>> START RECORDS TO PROCESS

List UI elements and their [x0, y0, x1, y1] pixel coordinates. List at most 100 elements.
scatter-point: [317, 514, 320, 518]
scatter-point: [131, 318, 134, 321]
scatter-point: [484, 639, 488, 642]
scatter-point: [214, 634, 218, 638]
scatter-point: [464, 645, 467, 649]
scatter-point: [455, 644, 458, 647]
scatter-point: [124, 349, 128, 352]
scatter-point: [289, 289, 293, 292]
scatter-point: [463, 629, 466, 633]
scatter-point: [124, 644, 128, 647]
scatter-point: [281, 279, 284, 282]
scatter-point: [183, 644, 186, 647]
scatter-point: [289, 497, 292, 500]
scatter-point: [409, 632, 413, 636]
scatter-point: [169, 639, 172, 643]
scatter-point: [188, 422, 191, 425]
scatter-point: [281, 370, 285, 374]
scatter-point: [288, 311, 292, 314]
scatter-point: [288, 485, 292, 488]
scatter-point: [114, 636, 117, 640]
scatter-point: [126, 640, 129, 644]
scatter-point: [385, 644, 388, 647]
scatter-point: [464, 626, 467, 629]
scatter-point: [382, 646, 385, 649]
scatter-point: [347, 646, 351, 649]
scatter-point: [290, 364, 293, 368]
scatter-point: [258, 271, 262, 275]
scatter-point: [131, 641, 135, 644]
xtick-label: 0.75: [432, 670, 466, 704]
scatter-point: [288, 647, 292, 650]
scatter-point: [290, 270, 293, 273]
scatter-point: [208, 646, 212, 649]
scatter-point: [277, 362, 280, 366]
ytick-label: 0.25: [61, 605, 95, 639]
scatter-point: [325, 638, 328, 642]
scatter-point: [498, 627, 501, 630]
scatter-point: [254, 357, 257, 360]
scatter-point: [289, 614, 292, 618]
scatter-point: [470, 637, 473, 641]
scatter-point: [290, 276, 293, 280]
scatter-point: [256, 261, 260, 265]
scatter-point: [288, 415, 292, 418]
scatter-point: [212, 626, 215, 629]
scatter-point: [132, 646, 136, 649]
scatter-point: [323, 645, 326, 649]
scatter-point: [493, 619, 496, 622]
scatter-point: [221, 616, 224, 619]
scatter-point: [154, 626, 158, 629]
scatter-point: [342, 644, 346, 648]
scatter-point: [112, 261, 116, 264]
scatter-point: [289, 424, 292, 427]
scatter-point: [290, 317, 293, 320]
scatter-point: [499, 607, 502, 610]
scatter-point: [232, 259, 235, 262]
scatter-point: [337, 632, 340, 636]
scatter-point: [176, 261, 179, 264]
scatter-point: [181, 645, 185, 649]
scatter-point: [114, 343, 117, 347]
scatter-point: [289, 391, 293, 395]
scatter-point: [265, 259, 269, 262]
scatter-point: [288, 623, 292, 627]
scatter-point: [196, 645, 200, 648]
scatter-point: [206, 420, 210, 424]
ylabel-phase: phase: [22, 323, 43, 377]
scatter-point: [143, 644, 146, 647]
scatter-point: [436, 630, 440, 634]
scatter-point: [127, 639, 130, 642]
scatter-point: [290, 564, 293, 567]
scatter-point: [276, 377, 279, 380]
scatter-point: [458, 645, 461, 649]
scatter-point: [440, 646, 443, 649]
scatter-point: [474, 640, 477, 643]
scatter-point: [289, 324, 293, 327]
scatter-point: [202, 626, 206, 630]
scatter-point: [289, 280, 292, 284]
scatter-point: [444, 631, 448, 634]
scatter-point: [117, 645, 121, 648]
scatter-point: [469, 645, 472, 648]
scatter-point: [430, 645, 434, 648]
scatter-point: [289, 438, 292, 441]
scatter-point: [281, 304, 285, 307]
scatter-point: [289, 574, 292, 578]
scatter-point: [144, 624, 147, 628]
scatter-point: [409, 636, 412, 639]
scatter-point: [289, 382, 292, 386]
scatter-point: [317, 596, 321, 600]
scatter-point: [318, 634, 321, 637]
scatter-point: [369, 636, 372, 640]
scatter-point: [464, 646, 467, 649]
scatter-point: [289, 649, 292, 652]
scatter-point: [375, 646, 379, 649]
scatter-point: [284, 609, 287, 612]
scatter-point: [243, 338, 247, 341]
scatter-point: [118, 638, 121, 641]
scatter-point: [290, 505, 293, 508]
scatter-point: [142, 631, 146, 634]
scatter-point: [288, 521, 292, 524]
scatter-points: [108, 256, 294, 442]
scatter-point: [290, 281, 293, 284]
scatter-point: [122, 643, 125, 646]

>> END RECORDS TO PROCESS

[WRITTEN INSTRUCTION] Rewrite the rows above as a JSON list of strings, with one string for each line and no blank lines.

[EXERCISE OUTPUT]
[
  "List UI elements and their [x0, y0, x1, y1] pixel coordinates. List at most 100 elements.",
  "scatter-point: [317, 514, 320, 518]",
  "scatter-point: [131, 318, 134, 321]",
  "scatter-point: [484, 639, 488, 642]",
  "scatter-point: [214, 634, 218, 638]",
  "scatter-point: [464, 645, 467, 649]",
  "scatter-point: [455, 644, 458, 647]",
  "scatter-point: [124, 349, 128, 352]",
  "scatter-point: [289, 289, 293, 292]",
  "scatter-point: [463, 629, 466, 633]",
  "scatter-point: [124, 644, 128, 647]",
  "scatter-point: [281, 279, 284, 282]",
  "scatter-point: [183, 644, 186, 647]",
  "scatter-point: [289, 497, 292, 500]",
  "scatter-point: [409, 632, 413, 636]",
  "scatter-point: [169, 639, 172, 643]",
  "scatter-point: [188, 422, 191, 425]",
  "scatter-point: [281, 370, 285, 374]",
  "scatter-point: [288, 311, 292, 314]",
  "scatter-point: [288, 485, 292, 488]",
  "scatter-point: [114, 636, 117, 640]",
  "scatter-point: [126, 640, 129, 644]",
  "scatter-point: [385, 644, 388, 647]",
  "scatter-point: [464, 626, 467, 629]",
  "scatter-point: [382, 646, 385, 649]",
  "scatter-point: [347, 646, 351, 649]",
  "scatter-point: [290, 364, 293, 368]",
  "scatter-point: [258, 271, 262, 275]",
  "scatter-point: [131, 641, 135, 644]",
  "xtick-label: 0.75: [432, 670, 466, 704]",
  "scatter-point: [288, 647, 292, 650]",
  "scatter-point: [290, 270, 293, 273]",
  "scatter-point: [208, 646, 212, 649]",
  "scatter-point: [277, 362, 280, 366]",
  "ytick-label: 0.25: [61, 605, 95, 639]",
  "scatter-point: [325, 638, 328, 642]",
  "scatter-point: [498, 627, 501, 630]",
  "scatter-point: [254, 357, 257, 360]",
  "scatter-point: [289, 614, 292, 618]",
  "scatter-point: [470, 637, 473, 641]",
  "scatter-point: [290, 276, 293, 280]",
  "scatter-point: [256, 261, 260, 265]",
  "scatter-point: [288, 415, 292, 418]",
  "scatter-point: [212, 626, 215, 629]",
  "scatter-point: [132, 646, 136, 649]",
  "scatter-point: [323, 645, 326, 649]",
  "scatter-point: [493, 619, 496, 622]",
  "scatter-point: [221, 616, 224, 619]",
  "scatter-point: [154, 626, 158, 629]",
  "scatter-point: [342, 644, 346, 648]",
  "scatter-point: [112, 261, 116, 264]",
  "scatter-point: [289, 424, 292, 427]",
  "scatter-point: [290, 317, 293, 320]",
  "scatter-point: [499, 607, 502, 610]",
  "scatter-point: [232, 259, 235, 262]",
  "scatter-point: [337, 632, 340, 636]",
  "scatter-point: [176, 261, 179, 264]",
  "scatter-point: [181, 645, 185, 649]",
  "scatter-point: [114, 343, 117, 347]",
  "scatter-point: [289, 391, 293, 395]",
  "scatter-point: [265, 259, 269, 262]",
  "scatter-point: [288, 623, 292, 627]",
  "scatter-point: [196, 645, 200, 648]",
  "scatter-point: [206, 420, 210, 424]",
  "ylabel-phase: phase: [22, 323, 43, 377]",
  "scatter-point: [143, 644, 146, 647]",
  "scatter-point: [436, 630, 440, 634]",
  "scatter-point: [127, 639, 130, 642]",
  "scatter-point: [290, 564, 293, 567]",
  "scatter-point: [276, 377, 279, 380]",
  "scatter-point: [458, 645, 461, 649]",
  "scatter-point: [440, 646, 443, 649]",
  "scatter-point: [474, 640, 477, 643]",
  "scatter-point: [289, 324, 293, 327]",
  "scatter-point: [202, 626, 206, 630]",
  "scatter-point: [289, 280, 292, 284]",
  "scatter-point: [444, 631, 448, 634]",
  "scatter-point: [117, 645, 121, 648]",
  "scatter-point: [469, 645, 472, 648]",
  "scatter-point: [430, 645, 434, 648]",
  "scatter-point: [289, 438, 292, 441]",
  "scatter-point: [281, 304, 285, 307]",
  "scatter-point: [289, 574, 292, 578]",
  "scatter-point: [144, 624, 147, 628]",
  "scatter-point: [409, 636, 412, 639]",
  "scatter-point: [289, 382, 292, 386]",
  "scatter-point: [317, 596, 321, 600]",
  "scatter-point: [318, 634, 321, 637]",
  "scatter-point: [369, 636, 372, 640]",
  "scatter-point: [464, 646, 467, 649]",
  "scatter-point: [289, 649, 292, 652]",
  "scatter-point: [375, 646, 379, 649]",
  "scatter-point: [284, 609, 287, 612]",
  "scatter-point: [243, 338, 247, 341]",
  "scatter-point: [118, 638, 121, 641]",
  "scatter-point: [290, 505, 293, 508]",
  "scatter-point: [142, 631, 146, 634]",
  "scatter-point: [288, 521, 292, 524]",
  "scatter-points: [108, 256, 294, 442]",
  "scatter-point: [290, 281, 293, 284]",
  "scatter-point: [122, 643, 125, 646]"
]